● **Data items**:
· · · ·

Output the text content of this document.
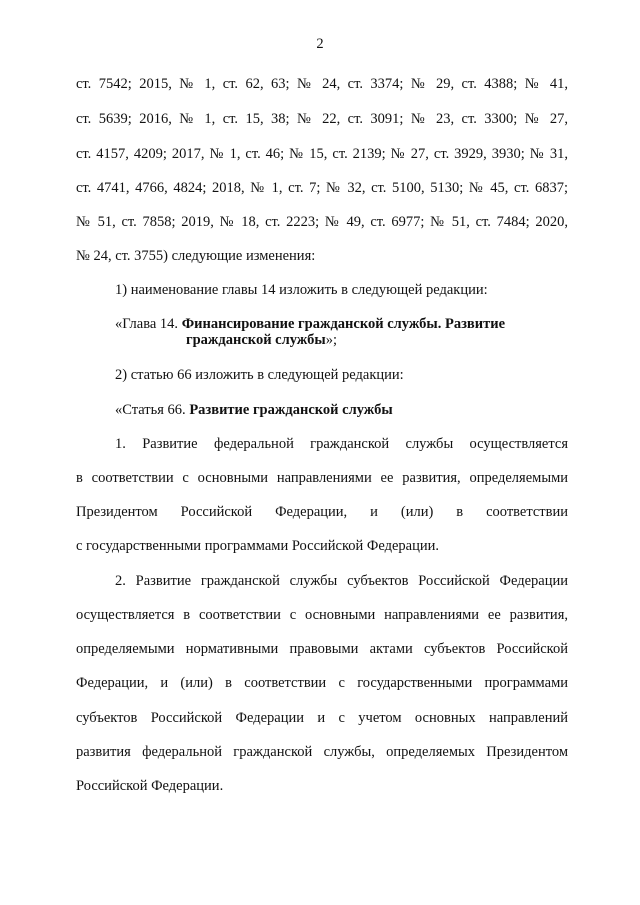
2
ст. 7542; 2015, № 1, ст. 62, 63; № 24, ст. 3374; № 29, ст. 4388; № 41,
ст. 5639; 2016, № 1, ст. 15, 38; № 22, ст. 3091; № 23, ст. 3300; № 27,
ст. 4157, 4209; 2017, № 1, ст. 46; № 15, ст. 2139; № 27, ст. 3929, 3930; № 31,
ст. 4741, 4766, 4824; 2018, № 1, ст. 7; № 32, ст. 5100, 5130; № 45, ст. 6837;
№ 51, ст. 7858; 2019, № 18, ст. 2223; № 49, ст. 6977; № 51, ст. 7484; 2020,
№ 24, ст. 3755) следующие изменения:
1) наименование главы 14 изложить в следующей редакции:
«Глава 14. Финансирование гражданской службы. Развитие
гражданской службы»;
2) статью 66 изложить в следующей редакции:
«Статья 66. Развитие гражданской службы
1. Развитие федеральной гражданской службы осуществляется
в соответствии с основными направлениями ее развития, определяемыми
Президентом Российской Федерации, и (или) в соответствии
с государственными программами Российской Федерации.
2. Развитие гражданской службы субъектов Российской Федерации
осуществляется в соответствии с основными направлениями ее развития,
определяемыми нормативными правовыми актами субъектов Российской
Федерации, и (или) в соответствии с государственными программами
субъектов Российской Федерации и с учетом основных направлений
развития федеральной гражданской службы, определяемых Президентом
Российской Федерации.
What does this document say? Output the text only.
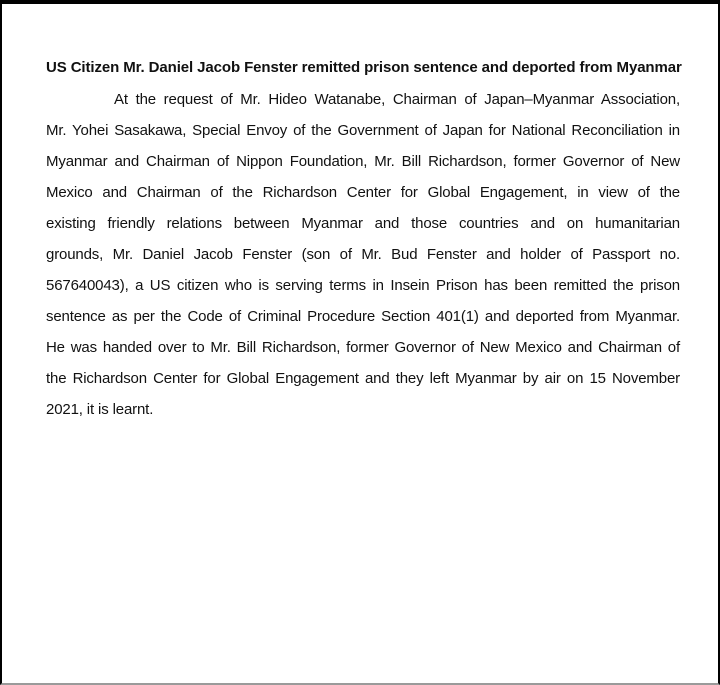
US Citizen Mr. Daniel Jacob Fenster remitted prison sentence and deported from Myanmar
At the request of Mr. Hideo Watanabe, Chairman of Japan–Myanmar Association,
Mr. Yohei Sasakawa, Special Envoy of the Government of Japan for National Reconciliation in
Myanmar and Chairman of Nippon Foundation, Mr. Bill Richardson, former Governor of New
Mexico and Chairman of the Richardson Center for Global Engagement, in view of the
existing friendly relations between Myanmar and those countries and on humanitarian
grounds, Mr. Daniel Jacob Fenster (son of Mr. Bud Fenster and holder of Passport no.
567640043), a US citizen who is serving terms in Insein Prison has been remitted the prison
sentence as per the Code of Criminal Procedure Section 401(1) and deported from Myanmar.
He was handed over to Mr. Bill Richardson, former Governor of New Mexico and Chairman of
the Richardson Center for Global Engagement and they left Myanmar by air on 15 November
2021, it is learnt.
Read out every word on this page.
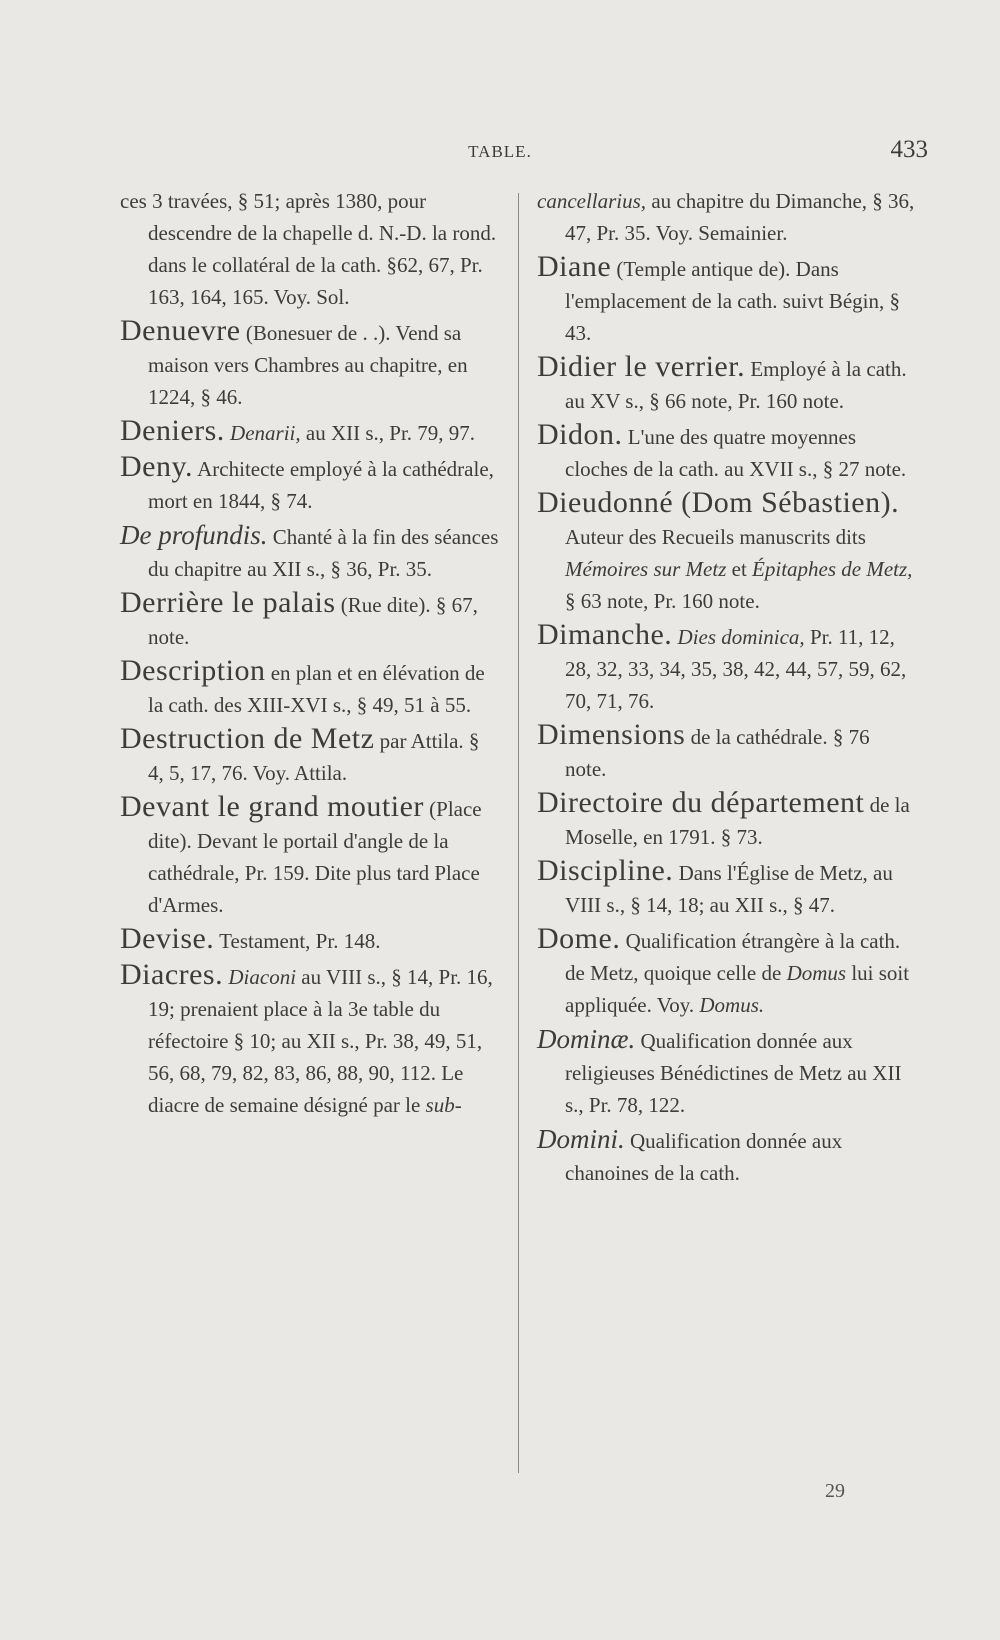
TABLE.	433
ces 3 travées, § 51; après 1380, pour descendre de la chapelle d. N.-D. la rond. dans le collatéral de la cath. §62, 67, Pr. 163, 164, 165. Voy. Sol.
Denuevre (Bonesuer de . .). Vend sa maison vers Chambres au chapitre, en 1224, § 46.
Deniers. Denarii, au XII s., Pr. 79, 97.
Deny. Architecte employé à la cathédrale, mort en 1844, § 74.
De profundis. Chanté à la fin des séances du chapitre au XII s., § 36, Pr. 35.
Derrière le palais (Rue dite). § 67, note.
Description en plan et en élévation de la cath. des XIII-XVI s., § 49, 51 à 55.
Destruction de Metz par Attila. § 4, 5, 17, 76. Voy. Attila.
Devant le grand moutier (Place dite). Devant le portail d'angle de la cathédrale, Pr. 159. Dite plus tard Place d'Armes.
Devise. Testament, Pr. 148.
Diacres. Diaconi au VIII s., § 14, Pr. 16, 19; prenaient place à la 3e table du réfectoire § 10; au XII s., Pr. 38, 49, 51, 56, 68, 79, 82, 83, 86, 88, 90, 112. Le diacre de semaine désigné par le sub-
cancellarius, au chapitre du Dimanche, § 36, 47, Pr. 35. Voy. Semainier.
Diane (Temple antique de). Dans l'emplacement de la cath. suivt Bégin, § 43.
Didier le verrier. Employé à la cath. au XV s., § 66 note, Pr. 160 note.
Didon. L'une des quatre moyennes cloches de la cath. au XVII s., § 27 note.
Dieudonné (Dom Sébastien). Auteur des Recueils manuscrits dits Mémoires sur Metz et Épitaphes de Metz, § 63 note, Pr. 160 note.
Dimanche. Dies dominica, Pr. 11, 12, 28, 32, 33, 34, 35, 38, 42, 44, 57, 59, 62, 70, 71, 76.
Dimensions de la cathédrale. § 76 note.
Directoire du département de la Moselle, en 1791. § 73.
Discipline. Dans l'Église de Metz, au VIII s., § 14, 18; au XII s., § 47.
Dome. Qualification étrangère à la cath. de Metz, quoique celle de Domus lui soit appliquée. Voy. Domus.
Dominæ. Qualification donnée aux religieuses Bénédictines de Metz au XII s., Pr. 78, 122.
Domini. Qualification donnée aux chanoines de la cath.
29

· · · ·

● **EXERCISE OBJECTIVE**: Identify each line holding the string "Президентом", and copy it out.

● **THE SOLUTION**:
Президентом Российской Федерации, и (или) в соответствии
развития федеральной гражданской службы, определяемых Президентом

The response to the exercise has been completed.